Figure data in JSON
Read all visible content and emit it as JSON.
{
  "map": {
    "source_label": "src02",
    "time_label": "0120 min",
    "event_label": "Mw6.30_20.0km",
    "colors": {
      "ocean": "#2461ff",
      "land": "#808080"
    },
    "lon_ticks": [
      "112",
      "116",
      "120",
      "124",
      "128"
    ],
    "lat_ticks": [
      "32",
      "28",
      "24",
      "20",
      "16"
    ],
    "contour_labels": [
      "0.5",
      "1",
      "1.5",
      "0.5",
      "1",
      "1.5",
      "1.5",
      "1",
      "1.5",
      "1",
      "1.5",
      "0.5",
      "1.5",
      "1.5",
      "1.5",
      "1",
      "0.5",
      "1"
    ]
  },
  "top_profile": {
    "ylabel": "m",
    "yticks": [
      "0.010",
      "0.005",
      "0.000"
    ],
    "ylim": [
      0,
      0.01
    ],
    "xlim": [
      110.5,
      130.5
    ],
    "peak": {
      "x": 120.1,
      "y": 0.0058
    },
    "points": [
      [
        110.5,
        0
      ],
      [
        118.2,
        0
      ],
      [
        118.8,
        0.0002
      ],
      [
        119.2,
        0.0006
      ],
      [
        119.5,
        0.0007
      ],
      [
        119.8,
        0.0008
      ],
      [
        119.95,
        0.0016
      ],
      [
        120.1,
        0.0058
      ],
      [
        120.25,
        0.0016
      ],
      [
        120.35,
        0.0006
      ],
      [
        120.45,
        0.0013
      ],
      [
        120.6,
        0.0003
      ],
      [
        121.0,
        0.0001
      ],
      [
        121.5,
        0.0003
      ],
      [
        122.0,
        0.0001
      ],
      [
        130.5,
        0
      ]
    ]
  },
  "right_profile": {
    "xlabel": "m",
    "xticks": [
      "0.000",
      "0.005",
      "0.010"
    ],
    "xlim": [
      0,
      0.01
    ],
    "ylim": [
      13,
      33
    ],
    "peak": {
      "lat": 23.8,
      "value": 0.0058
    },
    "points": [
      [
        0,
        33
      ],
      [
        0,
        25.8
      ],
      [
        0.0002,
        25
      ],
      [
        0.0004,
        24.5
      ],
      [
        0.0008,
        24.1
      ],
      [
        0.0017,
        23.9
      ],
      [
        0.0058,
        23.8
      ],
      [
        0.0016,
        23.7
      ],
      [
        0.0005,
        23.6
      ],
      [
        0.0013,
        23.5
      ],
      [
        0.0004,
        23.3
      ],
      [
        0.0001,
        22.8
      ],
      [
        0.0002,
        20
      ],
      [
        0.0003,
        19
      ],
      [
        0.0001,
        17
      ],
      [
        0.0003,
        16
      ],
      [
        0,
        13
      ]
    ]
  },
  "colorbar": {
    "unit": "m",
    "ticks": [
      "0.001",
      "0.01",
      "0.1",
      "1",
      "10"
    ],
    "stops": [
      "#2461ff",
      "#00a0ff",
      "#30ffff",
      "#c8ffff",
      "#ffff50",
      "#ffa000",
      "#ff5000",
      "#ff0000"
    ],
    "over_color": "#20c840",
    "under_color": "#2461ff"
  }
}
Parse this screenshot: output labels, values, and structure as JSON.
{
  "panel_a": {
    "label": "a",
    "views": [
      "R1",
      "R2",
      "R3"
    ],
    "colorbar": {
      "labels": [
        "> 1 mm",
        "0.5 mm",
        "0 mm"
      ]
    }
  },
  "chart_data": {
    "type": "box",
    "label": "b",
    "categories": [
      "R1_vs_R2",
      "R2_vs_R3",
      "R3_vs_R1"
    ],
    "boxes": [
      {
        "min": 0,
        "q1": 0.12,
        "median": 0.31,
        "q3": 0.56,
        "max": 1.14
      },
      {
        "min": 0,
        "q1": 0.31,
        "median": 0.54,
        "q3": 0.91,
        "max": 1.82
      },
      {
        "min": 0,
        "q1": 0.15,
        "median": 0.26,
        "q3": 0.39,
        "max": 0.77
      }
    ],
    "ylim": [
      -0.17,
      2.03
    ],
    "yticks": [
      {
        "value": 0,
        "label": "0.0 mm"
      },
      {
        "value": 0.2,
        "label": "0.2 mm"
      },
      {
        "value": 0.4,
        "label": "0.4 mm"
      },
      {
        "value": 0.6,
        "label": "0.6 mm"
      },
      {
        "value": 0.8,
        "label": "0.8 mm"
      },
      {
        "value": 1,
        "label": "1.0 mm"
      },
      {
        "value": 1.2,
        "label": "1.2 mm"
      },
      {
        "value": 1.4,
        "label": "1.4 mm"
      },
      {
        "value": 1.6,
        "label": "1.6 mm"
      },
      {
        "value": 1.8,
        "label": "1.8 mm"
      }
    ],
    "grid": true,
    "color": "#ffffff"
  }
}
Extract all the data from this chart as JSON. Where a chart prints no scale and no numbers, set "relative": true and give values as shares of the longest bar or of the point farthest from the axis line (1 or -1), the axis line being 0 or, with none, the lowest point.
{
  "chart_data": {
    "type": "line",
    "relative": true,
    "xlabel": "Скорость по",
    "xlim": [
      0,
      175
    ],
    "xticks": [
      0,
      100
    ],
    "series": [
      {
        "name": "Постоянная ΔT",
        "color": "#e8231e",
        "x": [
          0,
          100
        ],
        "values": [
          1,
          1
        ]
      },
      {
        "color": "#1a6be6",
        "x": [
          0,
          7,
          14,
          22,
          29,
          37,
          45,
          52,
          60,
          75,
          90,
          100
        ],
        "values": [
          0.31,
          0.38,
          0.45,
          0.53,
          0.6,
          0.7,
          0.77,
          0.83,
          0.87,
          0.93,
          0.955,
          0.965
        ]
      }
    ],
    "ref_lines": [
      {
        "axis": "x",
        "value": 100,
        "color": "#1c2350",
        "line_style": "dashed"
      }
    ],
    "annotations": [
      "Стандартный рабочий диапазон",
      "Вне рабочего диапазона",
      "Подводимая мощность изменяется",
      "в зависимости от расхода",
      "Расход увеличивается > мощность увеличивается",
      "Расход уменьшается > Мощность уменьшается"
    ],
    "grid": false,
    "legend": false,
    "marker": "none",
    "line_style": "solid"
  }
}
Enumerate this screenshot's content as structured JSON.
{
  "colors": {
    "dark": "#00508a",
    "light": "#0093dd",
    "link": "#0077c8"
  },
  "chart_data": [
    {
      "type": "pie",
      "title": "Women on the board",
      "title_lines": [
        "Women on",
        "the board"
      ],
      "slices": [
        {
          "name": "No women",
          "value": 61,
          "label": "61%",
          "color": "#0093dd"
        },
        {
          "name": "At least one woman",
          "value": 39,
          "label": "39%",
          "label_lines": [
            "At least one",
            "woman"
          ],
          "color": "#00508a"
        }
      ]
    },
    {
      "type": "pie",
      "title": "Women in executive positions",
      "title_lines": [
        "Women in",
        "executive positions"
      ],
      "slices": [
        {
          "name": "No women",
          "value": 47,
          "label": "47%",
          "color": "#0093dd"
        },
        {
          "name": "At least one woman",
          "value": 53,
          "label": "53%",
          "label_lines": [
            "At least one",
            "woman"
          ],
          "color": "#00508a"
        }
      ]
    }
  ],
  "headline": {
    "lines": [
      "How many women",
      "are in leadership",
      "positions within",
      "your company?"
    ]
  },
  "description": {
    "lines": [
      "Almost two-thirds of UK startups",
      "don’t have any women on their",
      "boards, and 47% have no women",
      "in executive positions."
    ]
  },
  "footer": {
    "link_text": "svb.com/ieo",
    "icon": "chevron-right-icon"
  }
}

● **Your objective**
Copy out every line in the listing where the word "screenshot" appears.

● **Exercise result**
Parse this screenshot: output labels, values, and structure as JSON.
Enumerate this screenshot's content as structured JSON.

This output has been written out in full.